### Set task
Go through the records and show each line where the word "title" occurs.

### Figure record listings
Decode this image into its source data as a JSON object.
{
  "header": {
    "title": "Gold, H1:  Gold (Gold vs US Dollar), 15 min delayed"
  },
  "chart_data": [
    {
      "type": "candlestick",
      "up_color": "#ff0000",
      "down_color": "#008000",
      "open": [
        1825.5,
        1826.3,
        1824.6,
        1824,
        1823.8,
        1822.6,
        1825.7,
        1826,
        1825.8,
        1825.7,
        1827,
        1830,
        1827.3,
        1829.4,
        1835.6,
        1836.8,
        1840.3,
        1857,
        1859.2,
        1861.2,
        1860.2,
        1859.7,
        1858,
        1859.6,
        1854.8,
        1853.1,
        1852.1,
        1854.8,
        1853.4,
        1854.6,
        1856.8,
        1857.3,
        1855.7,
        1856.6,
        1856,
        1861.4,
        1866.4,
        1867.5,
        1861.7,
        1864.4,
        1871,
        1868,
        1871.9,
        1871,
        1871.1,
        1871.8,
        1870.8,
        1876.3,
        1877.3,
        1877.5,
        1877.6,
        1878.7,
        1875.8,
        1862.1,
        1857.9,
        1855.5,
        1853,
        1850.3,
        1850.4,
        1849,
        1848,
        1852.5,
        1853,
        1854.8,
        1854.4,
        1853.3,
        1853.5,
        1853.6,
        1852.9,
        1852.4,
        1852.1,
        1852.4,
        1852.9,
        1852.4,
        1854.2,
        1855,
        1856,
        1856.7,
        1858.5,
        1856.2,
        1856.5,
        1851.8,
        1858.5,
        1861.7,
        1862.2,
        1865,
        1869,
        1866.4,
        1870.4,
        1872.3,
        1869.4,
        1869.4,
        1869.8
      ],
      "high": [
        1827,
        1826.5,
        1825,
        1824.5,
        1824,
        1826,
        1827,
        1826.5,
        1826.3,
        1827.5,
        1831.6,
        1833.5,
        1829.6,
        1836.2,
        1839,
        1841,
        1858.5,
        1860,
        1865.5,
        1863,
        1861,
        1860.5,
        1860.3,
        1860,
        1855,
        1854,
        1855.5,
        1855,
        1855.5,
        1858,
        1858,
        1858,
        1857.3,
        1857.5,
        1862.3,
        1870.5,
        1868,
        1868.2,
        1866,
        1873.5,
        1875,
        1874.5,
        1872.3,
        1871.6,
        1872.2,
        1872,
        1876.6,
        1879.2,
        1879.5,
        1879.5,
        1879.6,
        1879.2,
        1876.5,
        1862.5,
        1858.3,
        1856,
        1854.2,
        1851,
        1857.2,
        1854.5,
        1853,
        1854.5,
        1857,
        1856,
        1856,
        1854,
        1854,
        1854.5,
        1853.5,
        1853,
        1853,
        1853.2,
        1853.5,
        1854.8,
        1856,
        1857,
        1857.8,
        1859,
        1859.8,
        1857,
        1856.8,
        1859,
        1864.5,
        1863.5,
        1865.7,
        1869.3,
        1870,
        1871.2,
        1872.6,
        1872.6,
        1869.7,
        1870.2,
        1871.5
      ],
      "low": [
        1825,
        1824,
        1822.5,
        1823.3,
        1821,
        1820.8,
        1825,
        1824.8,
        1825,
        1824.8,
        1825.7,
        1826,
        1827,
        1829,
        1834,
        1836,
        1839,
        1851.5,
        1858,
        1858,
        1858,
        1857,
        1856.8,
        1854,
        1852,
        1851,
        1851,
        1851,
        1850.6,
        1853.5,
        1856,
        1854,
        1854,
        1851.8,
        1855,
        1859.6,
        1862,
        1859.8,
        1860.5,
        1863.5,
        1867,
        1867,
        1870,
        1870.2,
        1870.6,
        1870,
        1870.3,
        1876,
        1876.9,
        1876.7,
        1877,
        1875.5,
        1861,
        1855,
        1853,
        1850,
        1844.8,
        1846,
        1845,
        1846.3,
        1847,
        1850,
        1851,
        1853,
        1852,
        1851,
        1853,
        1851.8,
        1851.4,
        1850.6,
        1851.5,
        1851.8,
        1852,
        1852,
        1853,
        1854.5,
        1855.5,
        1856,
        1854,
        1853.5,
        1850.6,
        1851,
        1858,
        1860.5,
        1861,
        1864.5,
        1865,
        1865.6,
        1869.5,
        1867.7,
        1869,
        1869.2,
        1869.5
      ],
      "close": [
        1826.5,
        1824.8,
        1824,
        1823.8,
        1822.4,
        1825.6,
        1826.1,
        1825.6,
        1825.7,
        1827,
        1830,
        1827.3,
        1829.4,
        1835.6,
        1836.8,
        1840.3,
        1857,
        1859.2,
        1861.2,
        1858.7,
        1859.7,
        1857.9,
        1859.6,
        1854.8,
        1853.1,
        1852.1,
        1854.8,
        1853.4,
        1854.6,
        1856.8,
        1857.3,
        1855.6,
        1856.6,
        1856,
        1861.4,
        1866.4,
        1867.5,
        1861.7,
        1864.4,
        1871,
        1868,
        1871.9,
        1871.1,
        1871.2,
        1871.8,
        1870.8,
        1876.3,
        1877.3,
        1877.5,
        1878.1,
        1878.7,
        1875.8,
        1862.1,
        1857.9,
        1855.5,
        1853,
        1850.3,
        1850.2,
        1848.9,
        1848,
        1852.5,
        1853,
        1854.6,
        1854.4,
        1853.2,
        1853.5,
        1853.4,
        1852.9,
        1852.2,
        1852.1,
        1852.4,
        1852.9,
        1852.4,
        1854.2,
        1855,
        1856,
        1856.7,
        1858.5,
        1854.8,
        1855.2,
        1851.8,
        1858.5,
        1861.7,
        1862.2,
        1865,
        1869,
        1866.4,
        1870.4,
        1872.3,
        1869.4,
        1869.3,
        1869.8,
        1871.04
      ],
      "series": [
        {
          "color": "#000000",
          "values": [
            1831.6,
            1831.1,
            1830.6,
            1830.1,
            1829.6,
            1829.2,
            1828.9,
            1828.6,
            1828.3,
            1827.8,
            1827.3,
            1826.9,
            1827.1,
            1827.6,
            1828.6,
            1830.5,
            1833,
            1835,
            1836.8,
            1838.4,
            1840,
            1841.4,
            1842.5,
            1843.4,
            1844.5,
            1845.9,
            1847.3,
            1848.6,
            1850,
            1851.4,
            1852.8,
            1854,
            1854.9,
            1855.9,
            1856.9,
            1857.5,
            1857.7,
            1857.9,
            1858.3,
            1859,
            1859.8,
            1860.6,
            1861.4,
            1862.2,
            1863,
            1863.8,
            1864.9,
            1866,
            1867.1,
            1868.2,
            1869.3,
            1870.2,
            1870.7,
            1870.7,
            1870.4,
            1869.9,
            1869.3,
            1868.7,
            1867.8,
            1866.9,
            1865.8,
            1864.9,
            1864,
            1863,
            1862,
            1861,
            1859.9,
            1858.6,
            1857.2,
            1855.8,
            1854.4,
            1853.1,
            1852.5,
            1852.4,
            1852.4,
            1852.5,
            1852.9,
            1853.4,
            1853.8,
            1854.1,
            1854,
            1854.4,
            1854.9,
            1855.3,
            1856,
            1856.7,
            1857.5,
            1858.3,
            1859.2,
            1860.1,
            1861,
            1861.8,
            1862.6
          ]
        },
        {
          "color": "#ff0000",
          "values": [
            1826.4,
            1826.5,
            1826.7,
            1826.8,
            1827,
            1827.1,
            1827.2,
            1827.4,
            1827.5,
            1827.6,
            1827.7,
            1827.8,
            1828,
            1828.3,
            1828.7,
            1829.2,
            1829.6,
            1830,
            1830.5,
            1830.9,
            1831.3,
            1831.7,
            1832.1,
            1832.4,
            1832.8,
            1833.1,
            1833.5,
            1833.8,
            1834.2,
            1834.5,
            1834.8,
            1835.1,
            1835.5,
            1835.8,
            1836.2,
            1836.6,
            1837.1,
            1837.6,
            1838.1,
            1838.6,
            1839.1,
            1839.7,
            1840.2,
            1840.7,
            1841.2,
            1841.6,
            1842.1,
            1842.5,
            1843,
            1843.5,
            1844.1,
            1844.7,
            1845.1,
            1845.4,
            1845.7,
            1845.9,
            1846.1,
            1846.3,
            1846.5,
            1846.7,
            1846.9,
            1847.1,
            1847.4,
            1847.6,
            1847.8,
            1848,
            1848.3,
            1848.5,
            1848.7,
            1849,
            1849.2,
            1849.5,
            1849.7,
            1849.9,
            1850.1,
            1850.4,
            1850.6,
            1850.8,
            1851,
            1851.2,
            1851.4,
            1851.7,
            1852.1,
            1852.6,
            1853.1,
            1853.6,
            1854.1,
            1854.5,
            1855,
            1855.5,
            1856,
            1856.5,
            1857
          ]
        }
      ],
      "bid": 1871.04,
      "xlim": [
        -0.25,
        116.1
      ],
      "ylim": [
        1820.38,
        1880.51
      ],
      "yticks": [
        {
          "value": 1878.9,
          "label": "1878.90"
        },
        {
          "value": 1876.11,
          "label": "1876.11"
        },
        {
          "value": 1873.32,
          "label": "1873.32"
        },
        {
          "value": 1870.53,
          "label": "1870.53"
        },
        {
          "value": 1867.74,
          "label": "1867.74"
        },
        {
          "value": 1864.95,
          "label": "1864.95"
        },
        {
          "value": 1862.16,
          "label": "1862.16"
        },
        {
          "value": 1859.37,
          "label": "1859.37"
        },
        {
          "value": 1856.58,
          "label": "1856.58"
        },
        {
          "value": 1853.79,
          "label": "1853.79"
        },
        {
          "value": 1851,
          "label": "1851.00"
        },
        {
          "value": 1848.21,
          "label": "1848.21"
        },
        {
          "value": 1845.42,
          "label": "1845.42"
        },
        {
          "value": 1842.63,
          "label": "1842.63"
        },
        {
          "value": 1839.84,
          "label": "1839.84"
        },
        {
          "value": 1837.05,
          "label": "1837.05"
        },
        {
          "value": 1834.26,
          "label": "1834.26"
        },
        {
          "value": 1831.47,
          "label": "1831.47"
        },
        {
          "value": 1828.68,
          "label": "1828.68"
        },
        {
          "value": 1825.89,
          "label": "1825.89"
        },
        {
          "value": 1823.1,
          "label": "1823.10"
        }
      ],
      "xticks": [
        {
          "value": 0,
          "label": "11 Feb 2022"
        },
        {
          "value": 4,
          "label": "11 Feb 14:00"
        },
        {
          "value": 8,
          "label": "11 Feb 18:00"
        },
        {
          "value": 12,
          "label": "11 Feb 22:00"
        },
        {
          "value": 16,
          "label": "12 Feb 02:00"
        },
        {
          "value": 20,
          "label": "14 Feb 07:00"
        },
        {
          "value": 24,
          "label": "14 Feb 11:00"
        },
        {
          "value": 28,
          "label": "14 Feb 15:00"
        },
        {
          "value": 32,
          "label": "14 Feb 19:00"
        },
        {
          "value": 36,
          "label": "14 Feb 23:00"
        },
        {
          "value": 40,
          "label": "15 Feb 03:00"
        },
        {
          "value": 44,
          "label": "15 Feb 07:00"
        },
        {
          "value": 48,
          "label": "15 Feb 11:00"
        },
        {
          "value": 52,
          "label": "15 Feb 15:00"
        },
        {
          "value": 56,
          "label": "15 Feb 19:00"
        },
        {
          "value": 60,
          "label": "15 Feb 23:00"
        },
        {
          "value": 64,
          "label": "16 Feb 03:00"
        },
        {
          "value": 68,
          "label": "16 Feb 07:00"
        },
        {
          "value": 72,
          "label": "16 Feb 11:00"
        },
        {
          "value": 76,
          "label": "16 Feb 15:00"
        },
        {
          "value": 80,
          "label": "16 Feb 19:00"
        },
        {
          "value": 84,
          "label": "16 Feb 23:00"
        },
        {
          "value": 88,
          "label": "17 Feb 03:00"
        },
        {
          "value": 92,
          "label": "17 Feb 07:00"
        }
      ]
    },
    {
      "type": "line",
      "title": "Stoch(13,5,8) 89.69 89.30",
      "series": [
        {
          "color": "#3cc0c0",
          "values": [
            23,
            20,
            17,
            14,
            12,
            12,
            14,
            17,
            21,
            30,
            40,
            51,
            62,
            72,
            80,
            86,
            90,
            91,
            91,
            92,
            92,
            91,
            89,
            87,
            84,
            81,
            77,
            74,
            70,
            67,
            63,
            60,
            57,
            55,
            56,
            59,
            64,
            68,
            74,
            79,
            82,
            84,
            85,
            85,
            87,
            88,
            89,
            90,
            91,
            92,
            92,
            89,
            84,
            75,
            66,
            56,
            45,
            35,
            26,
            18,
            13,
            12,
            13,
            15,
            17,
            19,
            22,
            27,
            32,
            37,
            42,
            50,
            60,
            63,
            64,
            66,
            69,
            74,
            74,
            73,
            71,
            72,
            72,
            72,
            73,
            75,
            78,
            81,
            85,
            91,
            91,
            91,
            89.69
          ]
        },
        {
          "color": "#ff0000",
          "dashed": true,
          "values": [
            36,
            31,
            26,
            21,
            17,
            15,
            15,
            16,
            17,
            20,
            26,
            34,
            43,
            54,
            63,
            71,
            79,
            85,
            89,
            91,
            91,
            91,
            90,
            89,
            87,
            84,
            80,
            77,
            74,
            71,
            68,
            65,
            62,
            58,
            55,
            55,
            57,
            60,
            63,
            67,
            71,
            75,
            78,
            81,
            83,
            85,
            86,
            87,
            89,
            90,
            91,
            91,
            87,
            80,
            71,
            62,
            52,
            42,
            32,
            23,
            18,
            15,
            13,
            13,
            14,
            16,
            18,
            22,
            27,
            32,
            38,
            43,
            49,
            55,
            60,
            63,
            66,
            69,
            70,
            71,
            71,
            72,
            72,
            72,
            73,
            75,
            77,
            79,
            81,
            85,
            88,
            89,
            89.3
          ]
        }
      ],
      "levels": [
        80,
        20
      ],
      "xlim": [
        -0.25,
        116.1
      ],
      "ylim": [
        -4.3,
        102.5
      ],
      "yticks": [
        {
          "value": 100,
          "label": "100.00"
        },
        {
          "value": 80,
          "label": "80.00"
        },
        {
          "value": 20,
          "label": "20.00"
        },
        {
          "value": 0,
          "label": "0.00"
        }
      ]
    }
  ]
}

### Answer for this exercise
    "title": "Gold, H1:  Gold (Gold vs US Dollar), 15 min delayed"
      "title": "Stoch(13,5,8) 89.69 89.30",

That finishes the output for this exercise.